What is needed — Reproduce the data that follows in its entirety, character for character.

Records provided —
################

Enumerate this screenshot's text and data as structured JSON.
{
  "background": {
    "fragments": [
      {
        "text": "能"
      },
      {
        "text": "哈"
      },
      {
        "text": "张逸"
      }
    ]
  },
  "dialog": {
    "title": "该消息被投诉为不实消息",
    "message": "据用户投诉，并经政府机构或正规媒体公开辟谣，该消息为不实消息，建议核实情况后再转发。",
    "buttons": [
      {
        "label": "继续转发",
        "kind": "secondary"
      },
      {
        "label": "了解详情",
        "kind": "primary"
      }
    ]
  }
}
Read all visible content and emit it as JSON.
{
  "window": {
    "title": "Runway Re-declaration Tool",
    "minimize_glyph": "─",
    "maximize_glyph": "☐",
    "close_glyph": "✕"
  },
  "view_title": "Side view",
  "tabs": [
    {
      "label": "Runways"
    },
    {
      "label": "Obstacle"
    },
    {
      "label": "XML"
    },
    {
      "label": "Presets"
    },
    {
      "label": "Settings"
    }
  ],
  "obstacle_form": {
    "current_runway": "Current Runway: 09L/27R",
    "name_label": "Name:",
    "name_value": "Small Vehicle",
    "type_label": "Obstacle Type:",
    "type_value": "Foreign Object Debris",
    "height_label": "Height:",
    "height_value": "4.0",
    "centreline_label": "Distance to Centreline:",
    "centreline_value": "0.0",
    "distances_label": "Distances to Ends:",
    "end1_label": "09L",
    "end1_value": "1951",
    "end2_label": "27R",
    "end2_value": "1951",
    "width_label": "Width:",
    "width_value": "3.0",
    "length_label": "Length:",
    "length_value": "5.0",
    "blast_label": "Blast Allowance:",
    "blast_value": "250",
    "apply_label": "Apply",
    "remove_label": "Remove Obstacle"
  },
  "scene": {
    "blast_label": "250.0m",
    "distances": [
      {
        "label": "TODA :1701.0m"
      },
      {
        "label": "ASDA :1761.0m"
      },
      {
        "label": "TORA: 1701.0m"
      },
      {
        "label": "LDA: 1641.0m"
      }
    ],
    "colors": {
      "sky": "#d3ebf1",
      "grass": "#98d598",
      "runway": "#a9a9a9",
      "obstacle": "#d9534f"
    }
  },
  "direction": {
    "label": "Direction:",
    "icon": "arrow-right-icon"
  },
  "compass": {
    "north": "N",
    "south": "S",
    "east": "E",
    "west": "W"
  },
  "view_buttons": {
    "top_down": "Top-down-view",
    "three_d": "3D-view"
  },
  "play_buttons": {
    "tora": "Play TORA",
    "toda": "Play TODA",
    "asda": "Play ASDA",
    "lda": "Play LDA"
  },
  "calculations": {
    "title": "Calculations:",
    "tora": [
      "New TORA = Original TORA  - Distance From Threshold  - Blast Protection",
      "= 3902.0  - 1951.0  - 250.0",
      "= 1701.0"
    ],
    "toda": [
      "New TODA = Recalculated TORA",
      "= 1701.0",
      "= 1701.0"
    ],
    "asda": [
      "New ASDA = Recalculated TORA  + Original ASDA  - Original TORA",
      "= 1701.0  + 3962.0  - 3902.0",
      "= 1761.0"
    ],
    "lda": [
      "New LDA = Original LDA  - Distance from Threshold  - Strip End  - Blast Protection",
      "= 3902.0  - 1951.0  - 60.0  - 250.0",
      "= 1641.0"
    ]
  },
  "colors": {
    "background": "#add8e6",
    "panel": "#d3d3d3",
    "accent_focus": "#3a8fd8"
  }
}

################

Result of this task —
Enumerate this screenshot's text and data as structured JSON.
{
  "background": {
    "fragments": [
      {
        "text": "能"
      },
      {
        "text": "哈"
      },
      {
        "text": "张逸"
      }
    ]
  },
  "dialog": {
    "title": "该消息被投诉为不实消息",
    "message": "据用户投诉，并经政府机构或正规媒体公开辟谣，该消息为不实消息，建议核实情况后再转发。",
    "buttons": [
      {
        "label": "继续转发",
        "kind": "secondary"
      },
      {
        "label": "了解详情",
        "kind": "primary"
      }
    ]
  }
}
Read all visible content and emit it as JSON.
{
  "window": {
    "title": "Runway Re-declaration Tool",
    "minimize_glyph": "─",
    "maximize_glyph": "☐",
    "close_glyph": "✕"
  },
  "view_title": "Side view",
  "tabs": [
    {
      "label": "Runways"
    },
    {
      "label": "Obstacle"
    },
    {
      "label": "XML"
    },
    {
      "label": "Presets"
    },
    {
      "label": "Settings"
    }
  ],
  "obstacle_form": {
    "current_runway": "Current Runway: 09L/27R",
    "name_label": "Name:",
    "name_value": "Small Vehicle",
    "type_label": "Obstacle Type:",
    "type_value": "Foreign Object Debris",
    "height_label": "Height:",
    "height_value": "4.0",
    "centreline_label": "Distance to Centreline:",
    "centreline_value": "0.0",
    "distances_label": "Distances to Ends:",
    "end1_label": "09L",
    "end1_value": "1951",
    "end2_label": "27R",
    "end2_value": "1951",
    "width_label": "Width:",
    "width_value": "3.0",
    "length_label": "Length:",
    "length_value": "5.0",
    "blast_label": "Blast Allowance:",
    "blast_value": "250",
    "apply_label": "Apply",
    "remove_label": "Remove Obstacle"
  },
  "scene": {
    "blast_label": "250.0m",
    "distances": [
      {
        "label": "TODA :1701.0m"
      },
      {
        "label": "ASDA :1761.0m"
      },
      {
        "label": "TORA: 1701.0m"
      },
      {
        "label": "LDA: 1641.0m"
      }
    ],
    "colors": {
      "sky": "#d3ebf1",
      "grass": "#98d598",
      "runway": "#a9a9a9",
      "obstacle": "#d9534f"
    }
  },
  "direction": {
    "label": "Direction:",
    "icon": "arrow-right-icon"
  },
  "compass": {
    "north": "N",
    "south": "S",
    "east": "E",
    "west": "W"
  },
  "view_buttons": {
    "top_down": "Top-down-view",
    "three_d": "3D-view"
  },
  "play_buttons": {
    "tora": "Play TORA",
    "toda": "Play TODA",
    "asda": "Play ASDA",
    "lda": "Play LDA"
  },
  "calculations": {
    "title": "Calculations:",
    "tora": [
      "New TORA = Original TORA  - Distance From Threshold  - Blast Protection",
      "= 3902.0  - 1951.0  - 250.0",
      "= 1701.0"
    ],
    "toda": [
      "New TODA = Recalculated TORA",
      "= 1701.0",
      "= 1701.0"
    ],
    "asda": [
      "New ASDA = Recalculated TORA  + Original ASDA  - Original TORA",
      "= 1701.0  + 3962.0  - 3902.0",
      "= 1761.0"
    ],
    "lda": [
      "New LDA = Original LDA  - Distance from Threshold  - Strip End  - Blast Protection",
      "= 3902.0  - 1951.0  - 60.0  - 250.0",
      "= 1641.0"
    ]
  },
  "colors": {
    "background": "#add8e6",
    "panel": "#d3d3d3",
    "accent_focus": "#3a8fd8"
  }
}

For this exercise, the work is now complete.